- Supplied data:

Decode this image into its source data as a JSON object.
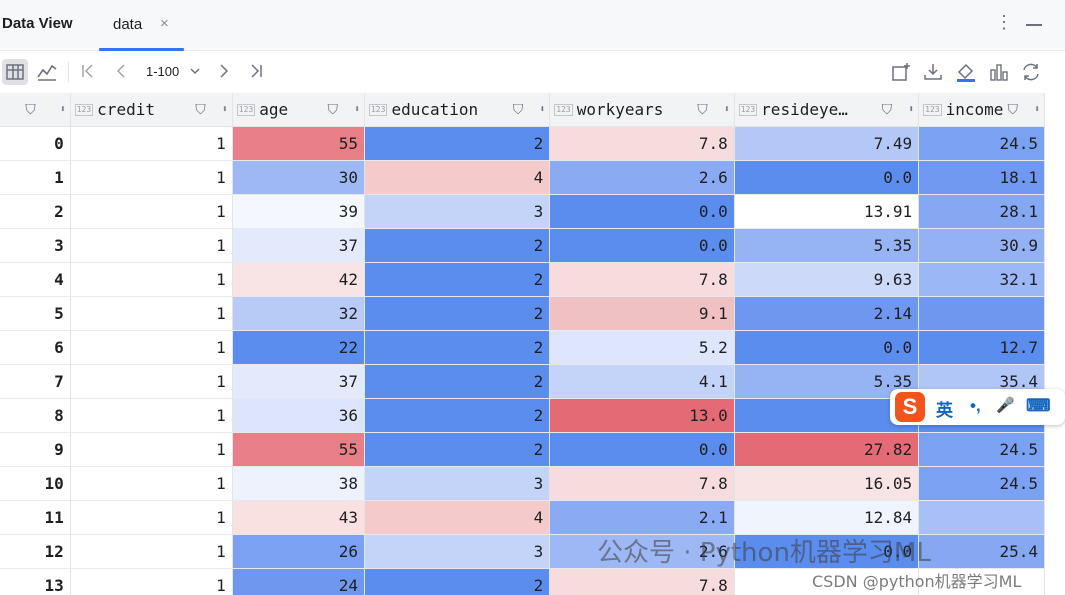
{
  "header": {
    "title": "Data View",
    "tab_label": "data",
    "tab_close": "×",
    "menu_glyph": "⋮"
  },
  "toolbar": {
    "page_range": "1-100"
  },
  "columns": [
    {
      "name": "",
      "type_badge": ""
    },
    {
      "name": "credit",
      "type_badge": "123"
    },
    {
      "name": "age",
      "type_badge": "123"
    },
    {
      "name": "education",
      "type_badge": "123"
    },
    {
      "name": "workyears",
      "type_badge": "123"
    },
    {
      "name": "resideye…",
      "type_badge": "123"
    },
    {
      "name": "income",
      "type_badge": "123"
    }
  ],
  "rows": [
    {
      "index": "0",
      "credit": "1",
      "age": "55",
      "education": "2",
      "workyears": "7.8",
      "resideyears": "7.49",
      "income": "24.5"
    },
    {
      "index": "1",
      "credit": "1",
      "age": "30",
      "education": "4",
      "workyears": "2.6",
      "resideyears": "0.0",
      "income": "18.1"
    },
    {
      "index": "2",
      "credit": "1",
      "age": "39",
      "education": "3",
      "workyears": "0.0",
      "resideyears": "13.91",
      "income": "28.1"
    },
    {
      "index": "3",
      "credit": "1",
      "age": "37",
      "education": "2",
      "workyears": "0.0",
      "resideyears": "5.35",
      "income": "30.9"
    },
    {
      "index": "4",
      "credit": "1",
      "age": "42",
      "education": "2",
      "workyears": "7.8",
      "resideyears": "9.63",
      "income": "32.1"
    },
    {
      "index": "5",
      "credit": "1",
      "age": "32",
      "education": "2",
      "workyears": "9.1",
      "resideyears": "2.14",
      "income": ""
    },
    {
      "index": "6",
      "credit": "1",
      "age": "22",
      "education": "2",
      "workyears": "5.2",
      "resideyears": "0.0",
      "income": "12.7"
    },
    {
      "index": "7",
      "credit": "1",
      "age": "37",
      "education": "2",
      "workyears": "4.1",
      "resideyears": "5.35",
      "income": "35.4"
    },
    {
      "index": "8",
      "credit": "1",
      "age": "36",
      "education": "2",
      "workyears": "13.0",
      "resideyears": "",
      "income": ""
    },
    {
      "index": "9",
      "credit": "1",
      "age": "55",
      "education": "2",
      "workyears": "0.0",
      "resideyears": "27.82",
      "income": "24.5"
    },
    {
      "index": "10",
      "credit": "1",
      "age": "38",
      "education": "3",
      "workyears": "7.8",
      "resideyears": "16.05",
      "income": "24.5"
    },
    {
      "index": "11",
      "credit": "1",
      "age": "43",
      "education": "4",
      "workyears": "2.1",
      "resideyears": "12.84",
      "income": ""
    },
    {
      "index": "12",
      "credit": "1",
      "age": "26",
      "education": "3",
      "workyears": "2.6",
      "resideyears": "0.0",
      "income": "25.4"
    },
    {
      "index": "13",
      "credit": "1",
      "age": "24",
      "education": "2",
      "workyears": "7.8",
      "resideyears": "",
      "income": ""
    }
  ],
  "cell_colors": [
    {
      "age": "#e87e86",
      "education": "#5b8def",
      "workyears": "#f7dcdd",
      "resideyears": "#b3c8f6",
      "income": "#7ba2f2"
    },
    {
      "age": "#9db8f5",
      "education": "#f4caca",
      "workyears": "#8aaaf3",
      "resideyears": "#5b8def",
      "income": "#7098f1"
    },
    {
      "age": "#f4f7fe",
      "education": "#c4d4f8",
      "workyears": "#5b8def",
      "resideyears": "#ffffff",
      "income": "#86a8f3"
    },
    {
      "age": "#e3eafc",
      "education": "#5b8def",
      "workyears": "#5b8def",
      "resideyears": "#96b3f4",
      "income": "#93b1f4"
    },
    {
      "age": "#f9e4e5",
      "education": "#5b8def",
      "workyears": "#f7dcdd",
      "resideyears": "#ccd9f9",
      "income": "#9bb7f5"
    },
    {
      "age": "#b8cbf6",
      "education": "#5b8def",
      "workyears": "#f0c1c3",
      "resideyears": "#6f97f0",
      "income": "#6f97f0"
    },
    {
      "age": "#5b8def",
      "education": "#5b8def",
      "workyears": "#dde6fc",
      "resideyears": "#5b8def",
      "income": "#5b8def"
    },
    {
      "age": "#e3eafc",
      "education": "#5b8def",
      "workyears": "#c4d4f8",
      "resideyears": "#96b3f4",
      "income": "#b0c6f6"
    },
    {
      "age": "#dce5fb",
      "education": "#5b8def",
      "workyears": "#e46a75",
      "resideyears": "#5b8def",
      "income": "#5b8def"
    },
    {
      "age": "#e87e86",
      "education": "#5b8def",
      "workyears": "#5b8def",
      "resideyears": "#e46a75",
      "income": "#7ba2f2"
    },
    {
      "age": "#eef2fd",
      "education": "#c4d4f8",
      "workyears": "#f7dcdd",
      "resideyears": "#f9e4e5",
      "income": "#7ba2f2"
    },
    {
      "age": "#f9e0e1",
      "education": "#f4caca",
      "workyears": "#8aaaf3",
      "resideyears": "#f0f4fd",
      "income": "#a8c0f5"
    },
    {
      "age": "#7ba2f2",
      "education": "#c4d4f8",
      "workyears": "#9db8f5",
      "resideyears": "#5b8def",
      "income": "#86a8f3"
    },
    {
      "age": "#6f97f0",
      "education": "#5b8def",
      "workyears": "#f7dcdd",
      "resideyears": "#ffffff",
      "income": "#ffffff"
    }
  ],
  "ime": {
    "logo": "S",
    "lang": "英",
    "punct": "•,",
    "mic": "🎤",
    "keyboard": "⌨"
  },
  "watermark": {
    "text": "公众号 · Python机器学习ML",
    "csdn": "CSDN @python机器学习ML"
  }
}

- Work required:
Copy every entry word for word, but omit the pictures.

- Solved exercise:
Decode this image into its source data as a JSON object.
{
  "header": {
    "title": "Data View",
    "tab_label": "data",
    "tab_close": "×",
    "menu_glyph": "⋮"
  },
  "toolbar": {
    "page_range": "1-100"
  },
  "columns": [
    {
      "name": "",
      "type_badge": ""
    },
    {
      "name": "credit",
      "type_badge": "123"
    },
    {
      "name": "age",
      "type_badge": "123"
    },
    {
      "name": "education",
      "type_badge": "123"
    },
    {
      "name": "workyears",
      "type_badge": "123"
    },
    {
      "name": "resideye…",
      "type_badge": "123"
    },
    {
      "name": "income",
      "type_badge": "123"
    }
  ],
  "rows": [
    {
      "index": "0",
      "credit": "1",
      "age": "55",
      "education": "2",
      "workyears": "7.8",
      "resideyears": "7.49",
      "income": "24.5"
    },
    {
      "index": "1",
      "credit": "1",
      "age": "30",
      "education": "4",
      "workyears": "2.6",
      "resideyears": "0.0",
      "income": "18.1"
    },
    {
      "index": "2",
      "credit": "1",
      "age": "39",
      "education": "3",
      "workyears": "0.0",
      "resideyears": "13.91",
      "income": "28.1"
    },
    {
      "index": "3",
      "credit": "1",
      "age": "37",
      "education": "2",
      "workyears": "0.0",
      "resideyears": "5.35",
      "income": "30.9"
    },
    {
      "index": "4",
      "credit": "1",
      "age": "42",
      "education": "2",
      "workyears": "7.8",
      "resideyears": "9.63",
      "income": "32.1"
    },
    {
      "index": "5",
      "credit": "1",
      "age": "32",
      "education": "2",
      "workyears": "9.1",
      "resideyears": "2.14",
      "income": ""
    },
    {
      "index": "6",
      "credit": "1",
      "age": "22",
      "education": "2",
      "workyears": "5.2",
      "resideyears": "0.0",
      "income": "12.7"
    },
    {
      "index": "7",
      "credit": "1",
      "age": "37",
      "education": "2",
      "workyears": "4.1",
      "resideyears": "5.35",
      "income": "35.4"
    },
    {
      "index": "8",
      "credit": "1",
      "age": "36",
      "education": "2",
      "workyears": "13.0",
      "resideyears": "",
      "income": ""
    },
    {
      "index": "9",
      "credit": "1",
      "age": "55",
      "education": "2",
      "workyears": "0.0",
      "resideyears": "27.82",
      "income": "24.5"
    },
    {
      "index": "10",
      "credit": "1",
      "age": "38",
      "education": "3",
      "workyears": "7.8",
      "resideyears": "16.05",
      "income": "24.5"
    },
    {
      "index": "11",
      "credit": "1",
      "age": "43",
      "education": "4",
      "workyears": "2.1",
      "resideyears": "12.84",
      "income": ""
    },
    {
      "index": "12",
      "credit": "1",
      "age": "26",
      "education": "3",
      "workyears": "2.6",
      "resideyears": "0.0",
      "income": "25.4"
    },
    {
      "index": "13",
      "credit": "1",
      "age": "24",
      "education": "2",
      "workyears": "7.8",
      "resideyears": "",
      "income": ""
    }
  ],
  "cell_colors": [
    {
      "age": "#e87e86",
      "education": "#5b8def",
      "workyears": "#f7dcdd",
      "resideyears": "#b3c8f6",
      "income": "#7ba2f2"
    },
    {
      "age": "#9db8f5",
      "education": "#f4caca",
      "workyears": "#8aaaf3",
      "resideyears": "#5b8def",
      "income": "#7098f1"
    },
    {
      "age": "#f4f7fe",
      "education": "#c4d4f8",
      "workyears": "#5b8def",
      "resideyears": "#ffffff",
      "income": "#86a8f3"
    },
    {
      "age": "#e3eafc",
      "education": "#5b8def",
      "workyears": "#5b8def",
      "resideyears": "#96b3f4",
      "income": "#93b1f4"
    },
    {
      "age": "#f9e4e5",
      "education": "#5b8def",
      "workyears": "#f7dcdd",
      "resideyears": "#ccd9f9",
      "income": "#9bb7f5"
    },
    {
      "age": "#b8cbf6",
      "education": "#5b8def",
      "workyears": "#f0c1c3",
      "resideyears": "#6f97f0",
      "income": "#6f97f0"
    },
    {
      "age": "#5b8def",
      "education": "#5b8def",
      "workyears": "#dde6fc",
      "resideyears": "#5b8def",
      "income": "#5b8def"
    },
    {
      "age": "#e3eafc",
      "education": "#5b8def",
      "workyears": "#c4d4f8",
      "resideyears": "#96b3f4",
      "income": "#b0c6f6"
    },
    {
      "age": "#dce5fb",
      "education": "#5b8def",
      "workyears": "#e46a75",
      "resideyears": "#5b8def",
      "income": "#5b8def"
    },
    {
      "age": "#e87e86",
      "education": "#5b8def",
      "workyears": "#5b8def",
      "resideyears": "#e46a75",
      "income": "#7ba2f2"
    },
    {
      "age": "#eef2fd",
      "education": "#c4d4f8",
      "workyears": "#f7dcdd",
      "resideyears": "#f9e4e5",
      "income": "#7ba2f2"
    },
    {
      "age": "#f9e0e1",
      "education": "#f4caca",
      "workyears": "#8aaaf3",
      "resideyears": "#f0f4fd",
      "income": "#a8c0f5"
    },
    {
      "age": "#7ba2f2",
      "education": "#c4d4f8",
      "workyears": "#9db8f5",
      "resideyears": "#5b8def",
      "income": "#86a8f3"
    },
    {
      "age": "#6f97f0",
      "education": "#5b8def",
      "workyears": "#f7dcdd",
      "resideyears": "#ffffff",
      "income": "#ffffff"
    }
  ],
  "ime": {
    "logo": "S",
    "lang": "英",
    "punct": "•,",
    "mic": "🎤",
    "keyboard": "⌨"
  },
  "watermark": {
    "text": "公众号 · Python机器学习ML",
    "csdn": "CSDN @python机器学习ML"
  }
}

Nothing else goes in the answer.